§ **Record list**
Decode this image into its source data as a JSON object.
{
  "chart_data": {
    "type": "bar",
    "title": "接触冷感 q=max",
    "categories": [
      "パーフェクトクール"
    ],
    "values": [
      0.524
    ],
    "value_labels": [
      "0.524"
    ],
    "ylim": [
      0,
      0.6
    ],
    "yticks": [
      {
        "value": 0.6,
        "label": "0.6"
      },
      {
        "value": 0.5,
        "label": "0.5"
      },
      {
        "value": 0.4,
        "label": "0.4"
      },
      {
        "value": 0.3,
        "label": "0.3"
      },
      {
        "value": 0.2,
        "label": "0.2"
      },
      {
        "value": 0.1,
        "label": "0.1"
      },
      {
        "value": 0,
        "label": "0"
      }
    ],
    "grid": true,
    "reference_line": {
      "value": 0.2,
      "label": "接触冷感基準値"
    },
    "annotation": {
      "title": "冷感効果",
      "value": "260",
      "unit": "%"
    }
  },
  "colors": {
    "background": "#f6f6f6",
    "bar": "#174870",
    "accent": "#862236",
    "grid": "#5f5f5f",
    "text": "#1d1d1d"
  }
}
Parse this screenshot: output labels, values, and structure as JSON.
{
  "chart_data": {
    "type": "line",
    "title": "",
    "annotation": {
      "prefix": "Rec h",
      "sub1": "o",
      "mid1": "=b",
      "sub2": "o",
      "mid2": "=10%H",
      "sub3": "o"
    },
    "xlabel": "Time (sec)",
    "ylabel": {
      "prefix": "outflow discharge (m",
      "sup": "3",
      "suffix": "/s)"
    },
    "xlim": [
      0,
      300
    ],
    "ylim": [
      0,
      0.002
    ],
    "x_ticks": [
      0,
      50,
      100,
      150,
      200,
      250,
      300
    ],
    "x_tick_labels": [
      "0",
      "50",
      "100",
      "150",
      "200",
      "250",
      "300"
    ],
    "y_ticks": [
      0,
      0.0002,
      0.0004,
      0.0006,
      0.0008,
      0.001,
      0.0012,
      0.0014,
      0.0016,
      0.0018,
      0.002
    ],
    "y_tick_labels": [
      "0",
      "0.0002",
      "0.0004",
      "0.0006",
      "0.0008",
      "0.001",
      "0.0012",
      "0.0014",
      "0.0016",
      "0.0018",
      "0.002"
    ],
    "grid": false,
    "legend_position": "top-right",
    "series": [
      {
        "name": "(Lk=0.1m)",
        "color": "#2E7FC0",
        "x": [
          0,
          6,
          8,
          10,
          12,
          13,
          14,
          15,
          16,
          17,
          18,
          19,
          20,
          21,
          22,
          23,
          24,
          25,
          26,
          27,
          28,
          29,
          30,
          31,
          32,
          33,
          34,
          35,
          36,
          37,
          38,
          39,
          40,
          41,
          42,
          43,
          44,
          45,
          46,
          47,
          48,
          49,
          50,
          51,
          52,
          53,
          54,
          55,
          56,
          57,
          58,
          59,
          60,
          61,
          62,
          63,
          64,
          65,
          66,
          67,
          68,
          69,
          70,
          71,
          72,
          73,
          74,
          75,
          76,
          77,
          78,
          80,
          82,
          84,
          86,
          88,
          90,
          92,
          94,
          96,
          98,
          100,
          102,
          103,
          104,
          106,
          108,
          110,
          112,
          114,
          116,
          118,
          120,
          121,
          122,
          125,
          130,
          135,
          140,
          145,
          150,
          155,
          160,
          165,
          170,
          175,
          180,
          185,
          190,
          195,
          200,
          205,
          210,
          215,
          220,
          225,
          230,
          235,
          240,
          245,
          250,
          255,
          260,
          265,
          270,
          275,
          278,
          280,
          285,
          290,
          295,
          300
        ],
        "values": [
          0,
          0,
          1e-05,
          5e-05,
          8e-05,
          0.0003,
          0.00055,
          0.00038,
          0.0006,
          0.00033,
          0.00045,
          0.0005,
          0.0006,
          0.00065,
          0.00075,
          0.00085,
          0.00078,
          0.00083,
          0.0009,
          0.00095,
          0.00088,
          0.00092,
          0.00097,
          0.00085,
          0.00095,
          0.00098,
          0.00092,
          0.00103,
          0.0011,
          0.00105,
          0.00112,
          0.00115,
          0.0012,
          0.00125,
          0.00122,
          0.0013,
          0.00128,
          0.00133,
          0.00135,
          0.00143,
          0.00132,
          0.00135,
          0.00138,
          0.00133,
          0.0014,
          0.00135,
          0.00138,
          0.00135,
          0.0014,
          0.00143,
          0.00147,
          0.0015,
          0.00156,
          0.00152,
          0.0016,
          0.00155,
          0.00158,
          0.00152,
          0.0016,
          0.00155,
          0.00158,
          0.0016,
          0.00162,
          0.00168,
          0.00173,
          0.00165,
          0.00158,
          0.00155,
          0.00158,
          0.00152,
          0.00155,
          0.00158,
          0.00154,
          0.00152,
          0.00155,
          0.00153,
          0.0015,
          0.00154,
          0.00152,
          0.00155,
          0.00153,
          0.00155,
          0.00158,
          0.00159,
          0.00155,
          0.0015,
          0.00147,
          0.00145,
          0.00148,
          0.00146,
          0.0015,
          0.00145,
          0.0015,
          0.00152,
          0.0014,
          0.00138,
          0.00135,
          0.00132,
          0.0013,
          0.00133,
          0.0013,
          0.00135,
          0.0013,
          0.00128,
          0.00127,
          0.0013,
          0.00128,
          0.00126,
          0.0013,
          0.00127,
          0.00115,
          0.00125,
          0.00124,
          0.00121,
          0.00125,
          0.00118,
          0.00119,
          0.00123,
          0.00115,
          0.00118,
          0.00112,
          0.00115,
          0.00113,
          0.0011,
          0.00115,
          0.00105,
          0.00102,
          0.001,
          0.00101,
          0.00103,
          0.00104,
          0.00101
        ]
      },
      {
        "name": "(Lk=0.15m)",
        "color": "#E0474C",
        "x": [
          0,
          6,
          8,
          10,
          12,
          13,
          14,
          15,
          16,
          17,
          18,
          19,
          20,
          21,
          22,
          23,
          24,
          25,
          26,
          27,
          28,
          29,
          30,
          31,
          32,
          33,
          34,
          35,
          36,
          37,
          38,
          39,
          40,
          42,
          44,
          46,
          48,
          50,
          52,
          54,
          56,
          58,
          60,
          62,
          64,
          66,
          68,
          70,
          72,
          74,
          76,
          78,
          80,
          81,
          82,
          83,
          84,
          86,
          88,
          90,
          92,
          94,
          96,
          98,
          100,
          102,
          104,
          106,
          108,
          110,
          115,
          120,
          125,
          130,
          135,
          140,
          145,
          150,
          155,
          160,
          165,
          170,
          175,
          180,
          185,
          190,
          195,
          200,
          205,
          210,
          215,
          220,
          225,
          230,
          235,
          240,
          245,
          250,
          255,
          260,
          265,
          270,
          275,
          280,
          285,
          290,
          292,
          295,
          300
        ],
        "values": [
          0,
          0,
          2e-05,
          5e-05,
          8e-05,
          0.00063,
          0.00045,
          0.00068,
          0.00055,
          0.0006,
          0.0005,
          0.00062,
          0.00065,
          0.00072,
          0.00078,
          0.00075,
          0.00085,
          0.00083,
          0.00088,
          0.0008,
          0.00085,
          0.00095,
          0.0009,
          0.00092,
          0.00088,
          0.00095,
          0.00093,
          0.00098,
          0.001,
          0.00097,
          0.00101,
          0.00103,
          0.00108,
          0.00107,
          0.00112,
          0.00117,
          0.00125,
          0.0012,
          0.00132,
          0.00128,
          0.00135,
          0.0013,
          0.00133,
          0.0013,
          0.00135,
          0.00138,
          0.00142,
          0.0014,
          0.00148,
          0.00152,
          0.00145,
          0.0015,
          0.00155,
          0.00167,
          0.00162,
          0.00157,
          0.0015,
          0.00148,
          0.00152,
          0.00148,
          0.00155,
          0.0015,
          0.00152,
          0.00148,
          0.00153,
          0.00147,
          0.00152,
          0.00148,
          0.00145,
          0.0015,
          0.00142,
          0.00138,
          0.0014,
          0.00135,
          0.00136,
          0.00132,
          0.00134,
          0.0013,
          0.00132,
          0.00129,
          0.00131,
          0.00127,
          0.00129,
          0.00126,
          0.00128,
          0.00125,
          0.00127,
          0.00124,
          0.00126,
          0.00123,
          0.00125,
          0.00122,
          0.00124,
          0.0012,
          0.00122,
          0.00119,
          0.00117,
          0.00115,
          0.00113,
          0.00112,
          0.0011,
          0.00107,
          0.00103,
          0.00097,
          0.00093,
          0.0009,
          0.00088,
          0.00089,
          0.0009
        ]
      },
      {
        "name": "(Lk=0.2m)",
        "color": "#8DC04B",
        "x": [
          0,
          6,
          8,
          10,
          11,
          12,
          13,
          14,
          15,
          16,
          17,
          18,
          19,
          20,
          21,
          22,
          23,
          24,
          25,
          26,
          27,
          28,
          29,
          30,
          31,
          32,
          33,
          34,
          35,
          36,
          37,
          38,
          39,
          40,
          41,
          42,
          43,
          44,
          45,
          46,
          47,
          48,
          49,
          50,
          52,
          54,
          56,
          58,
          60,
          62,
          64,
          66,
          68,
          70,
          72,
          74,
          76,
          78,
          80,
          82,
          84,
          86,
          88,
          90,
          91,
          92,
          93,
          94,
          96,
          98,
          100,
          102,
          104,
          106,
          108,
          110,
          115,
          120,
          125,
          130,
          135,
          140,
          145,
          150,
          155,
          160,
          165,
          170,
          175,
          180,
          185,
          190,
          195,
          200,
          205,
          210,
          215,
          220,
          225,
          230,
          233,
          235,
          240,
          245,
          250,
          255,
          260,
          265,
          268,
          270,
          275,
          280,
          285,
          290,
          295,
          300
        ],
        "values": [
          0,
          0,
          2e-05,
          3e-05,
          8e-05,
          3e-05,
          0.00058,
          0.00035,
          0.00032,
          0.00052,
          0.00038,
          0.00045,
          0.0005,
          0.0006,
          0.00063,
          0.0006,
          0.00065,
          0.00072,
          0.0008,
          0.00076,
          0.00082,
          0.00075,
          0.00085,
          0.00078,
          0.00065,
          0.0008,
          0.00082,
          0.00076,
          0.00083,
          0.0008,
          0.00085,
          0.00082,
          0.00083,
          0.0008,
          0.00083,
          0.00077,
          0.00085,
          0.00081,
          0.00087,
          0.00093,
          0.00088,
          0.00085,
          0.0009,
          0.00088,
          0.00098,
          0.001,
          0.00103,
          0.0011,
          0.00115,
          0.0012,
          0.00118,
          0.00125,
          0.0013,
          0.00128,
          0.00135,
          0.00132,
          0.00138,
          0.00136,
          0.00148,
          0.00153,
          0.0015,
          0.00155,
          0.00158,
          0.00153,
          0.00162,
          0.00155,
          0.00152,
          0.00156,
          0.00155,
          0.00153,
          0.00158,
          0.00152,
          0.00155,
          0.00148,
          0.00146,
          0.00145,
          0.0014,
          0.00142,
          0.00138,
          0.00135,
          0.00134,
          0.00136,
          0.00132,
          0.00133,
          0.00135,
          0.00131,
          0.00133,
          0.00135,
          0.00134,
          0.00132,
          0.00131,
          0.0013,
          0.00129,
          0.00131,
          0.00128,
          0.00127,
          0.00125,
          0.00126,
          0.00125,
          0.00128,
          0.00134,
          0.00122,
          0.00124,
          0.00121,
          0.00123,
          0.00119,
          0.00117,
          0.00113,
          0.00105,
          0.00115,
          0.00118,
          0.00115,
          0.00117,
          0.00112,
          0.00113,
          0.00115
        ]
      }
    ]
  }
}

§ **To do**
Look through the entries and find each line that has the string "this". Copy those lines.

§ **Reply to the task**
Decode this image into its source data as a JSON object.
Parse this screenshot: output labels, values, and structure as JSON.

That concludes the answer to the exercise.